● Goal: Reproduce the material below with every occurrence of "Get Certified" swapped for "Obtain Certification" and all other text left as it is.

** Begin **

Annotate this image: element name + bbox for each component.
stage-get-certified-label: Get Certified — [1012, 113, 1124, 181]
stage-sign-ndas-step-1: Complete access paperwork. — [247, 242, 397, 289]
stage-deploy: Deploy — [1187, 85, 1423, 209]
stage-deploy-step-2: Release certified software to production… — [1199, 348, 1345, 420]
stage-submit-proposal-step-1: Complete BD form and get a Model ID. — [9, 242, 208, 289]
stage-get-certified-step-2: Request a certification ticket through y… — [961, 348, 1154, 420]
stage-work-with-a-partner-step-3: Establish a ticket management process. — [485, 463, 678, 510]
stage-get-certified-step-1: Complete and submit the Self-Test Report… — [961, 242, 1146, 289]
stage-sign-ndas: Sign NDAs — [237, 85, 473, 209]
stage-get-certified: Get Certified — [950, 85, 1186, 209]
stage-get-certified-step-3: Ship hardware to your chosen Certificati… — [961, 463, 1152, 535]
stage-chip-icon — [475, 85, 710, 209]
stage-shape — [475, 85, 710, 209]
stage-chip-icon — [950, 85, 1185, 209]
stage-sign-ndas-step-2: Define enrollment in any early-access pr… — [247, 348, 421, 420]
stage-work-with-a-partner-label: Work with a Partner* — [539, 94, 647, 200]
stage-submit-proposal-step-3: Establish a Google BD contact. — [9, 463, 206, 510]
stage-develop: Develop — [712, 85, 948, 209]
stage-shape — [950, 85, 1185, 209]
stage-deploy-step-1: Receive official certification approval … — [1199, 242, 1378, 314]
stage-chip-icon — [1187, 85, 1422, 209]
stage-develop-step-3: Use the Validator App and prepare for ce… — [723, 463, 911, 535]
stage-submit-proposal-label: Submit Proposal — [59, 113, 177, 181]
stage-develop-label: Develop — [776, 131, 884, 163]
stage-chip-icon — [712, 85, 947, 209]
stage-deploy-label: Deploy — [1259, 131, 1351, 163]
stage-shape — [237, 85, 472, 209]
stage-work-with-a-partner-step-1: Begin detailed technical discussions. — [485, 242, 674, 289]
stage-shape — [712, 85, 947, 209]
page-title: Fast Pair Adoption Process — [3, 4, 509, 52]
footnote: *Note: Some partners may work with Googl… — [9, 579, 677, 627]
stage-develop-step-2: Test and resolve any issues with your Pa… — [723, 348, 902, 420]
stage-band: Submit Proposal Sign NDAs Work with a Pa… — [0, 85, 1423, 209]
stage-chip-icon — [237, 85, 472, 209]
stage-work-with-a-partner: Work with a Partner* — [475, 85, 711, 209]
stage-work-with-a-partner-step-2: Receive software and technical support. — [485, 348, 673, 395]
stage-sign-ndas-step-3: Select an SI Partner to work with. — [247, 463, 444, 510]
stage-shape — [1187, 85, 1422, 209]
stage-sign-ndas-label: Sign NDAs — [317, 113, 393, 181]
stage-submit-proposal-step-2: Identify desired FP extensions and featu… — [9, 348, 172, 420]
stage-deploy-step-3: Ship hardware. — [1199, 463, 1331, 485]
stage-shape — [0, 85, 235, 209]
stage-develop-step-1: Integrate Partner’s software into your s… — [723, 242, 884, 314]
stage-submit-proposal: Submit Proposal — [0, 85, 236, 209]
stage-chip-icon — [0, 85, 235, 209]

** End **

● Reply:
Annotate this image: element name + bbox for each component.
stage-get-certified-label: Obtain Certification — [1012, 113, 1124, 181]
stage-sign-ndas-step-1: Complete access paperwork. — [247, 242, 397, 289]
stage-deploy: Deploy — [1187, 85, 1423, 209]
stage-deploy-step-2: Release certified software to production… — [1199, 348, 1345, 420]
stage-submit-proposal-step-1: Complete BD form and get a Model ID. — [9, 242, 208, 289]
stage-get-certified-step-2: Request a certification ticket through y… — [961, 348, 1154, 420]
stage-work-with-a-partner-step-3: Establish a ticket management process. — [485, 463, 678, 510]
stage-get-certified-step-1: Complete and submit the Self-Test Report… — [961, 242, 1146, 289]
stage-sign-ndas: Sign NDAs — [237, 85, 473, 209]
stage-get-certified: Obtain Certification — [950, 85, 1186, 209]
stage-get-certified-step-3: Ship hardware to your chosen Certificati… — [961, 463, 1152, 535]
stage-chip-icon — [475, 85, 710, 209]
stage-shape — [475, 85, 710, 209]
stage-chip-icon — [950, 85, 1185, 209]
stage-sign-ndas-step-2: Define enrollment in any early-access pr… — [247, 348, 421, 420]
stage-work-with-a-partner-label: Work with a Partner* — [539, 94, 647, 200]
stage-submit-proposal-step-3: Establish a Google BD contact. — [9, 463, 206, 510]
stage-develop: Develop — [712, 85, 948, 209]
stage-shape — [950, 85, 1185, 209]
stage-deploy-step-1: Receive official certification approval … — [1199, 242, 1378, 314]
stage-chip-icon — [1187, 85, 1422, 209]
stage-develop-step-3: Use the Validator App and prepare for ce… — [723, 463, 911, 535]
stage-submit-proposal-label: Submit Proposal — [59, 113, 177, 181]
stage-develop-label: Develop — [776, 131, 884, 163]
stage-chip-icon — [712, 85, 947, 209]
stage-deploy-label: Deploy — [1259, 131, 1351, 163]
stage-shape — [237, 85, 472, 209]
stage-work-with-a-partner-step-1: Begin detailed technical discussions. — [485, 242, 674, 289]
stage-shape — [712, 85, 947, 209]
page-title: Fast Pair Adoption Process — [3, 4, 509, 52]
footnote: *Note: Some partners may work with Googl… — [9, 579, 677, 627]
stage-develop-step-2: Test and resolve any issues with your Pa… — [723, 348, 902, 420]
stage-band: Submit Proposal Sign NDAs Work with a Pa… — [0, 85, 1423, 209]
stage-chip-icon — [237, 85, 472, 209]
stage-work-with-a-partner: Work with a Partner* — [475, 85, 711, 209]
stage-work-with-a-partner-step-2: Receive software and technical support. — [485, 348, 673, 395]
stage-sign-ndas-step-3: Select an SI Partner to work with. — [247, 463, 444, 510]
stage-shape — [1187, 85, 1422, 209]
stage-sign-ndas-label: Sign NDAs — [317, 113, 393, 181]
stage-submit-proposal-step-2: Identify desired FP extensions and featu… — [9, 348, 172, 420]
stage-deploy-step-3: Ship hardware. — [1199, 463, 1331, 485]
stage-shape — [0, 85, 235, 209]
stage-develop-step-1: Integrate Partner’s software into your s… — [723, 242, 884, 314]
stage-submit-proposal: Submit Proposal — [0, 85, 236, 209]
stage-chip-icon — [0, 85, 235, 209]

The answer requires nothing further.